→ WHAT YOU ARE ASKED TO DO
Copy each line below in which the string "Name" occurs.

→ RECORDS FOR THIS EXERCISE
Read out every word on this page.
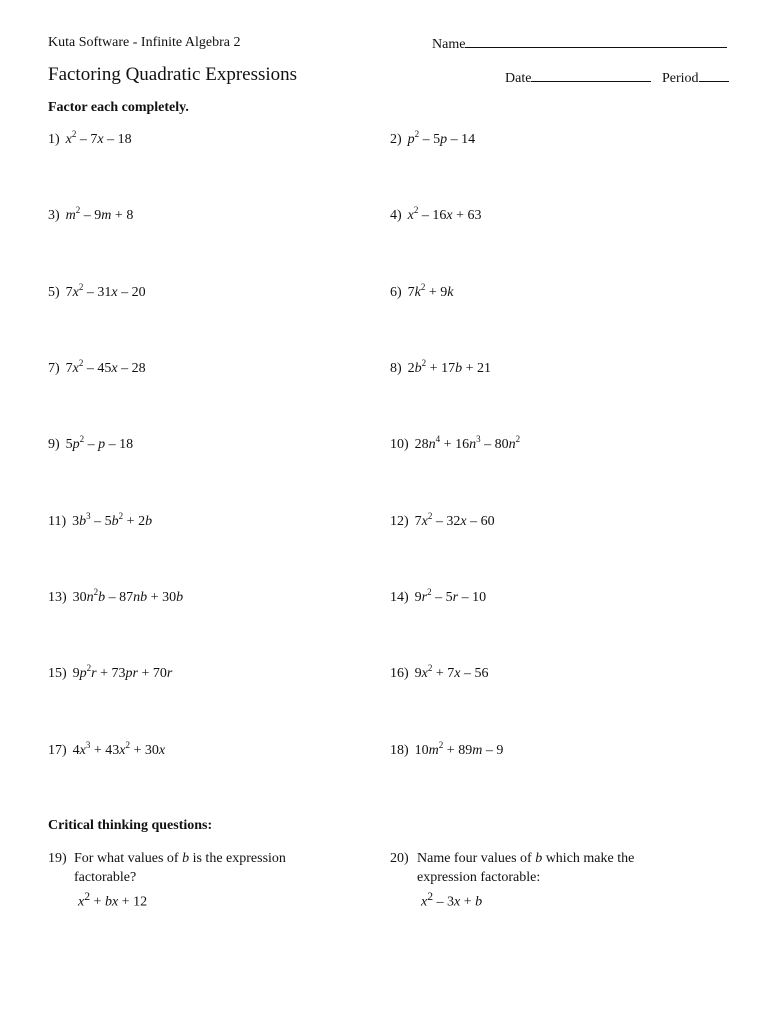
Kuta Software - Infinite Algebra 2	Name
Factoring Quadratic Expressions	Date	Period
Factor each completely.
1) $x^2 - 7x - 18$	2) $p^2 - 5p - 14$
3) $m^2 - 9m + 8$	4) $x^2 - 16x + 63$
5) $7x^2 - 31x - 20$	6) $7k^2 + 9k$
7) $7x^2 - 45x - 28$	8) $2b^2 + 17b + 21$
9) $5p^2$ – p – 18	10) $28n^4 + 16n^3 - 80n^2$
11) $3b^3 - 5b^2 + 2b$	12) $7x^2 - 32x - 60$
13) $30n^2b - 87nb + 30b$	14) $9r^2 - 5r - 10$
15) $9p^2r + 73pr + 70r$	16) $9x^2 + 7x - 56$
17) $4x^3 + 43x^2 + 30x$	18) $10m^2 + 89m - 9$
Critical thinking questions:
19) For what values of b is the expression
factorable?
$x^2$ + bx + 12
20) Name four values of b which make the
expression factorable:
$x^2 - 3x + b$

→ TASK OUTPUT
Kuta Software - Infinite Algebra 2	Name
20) Name four values of b which make the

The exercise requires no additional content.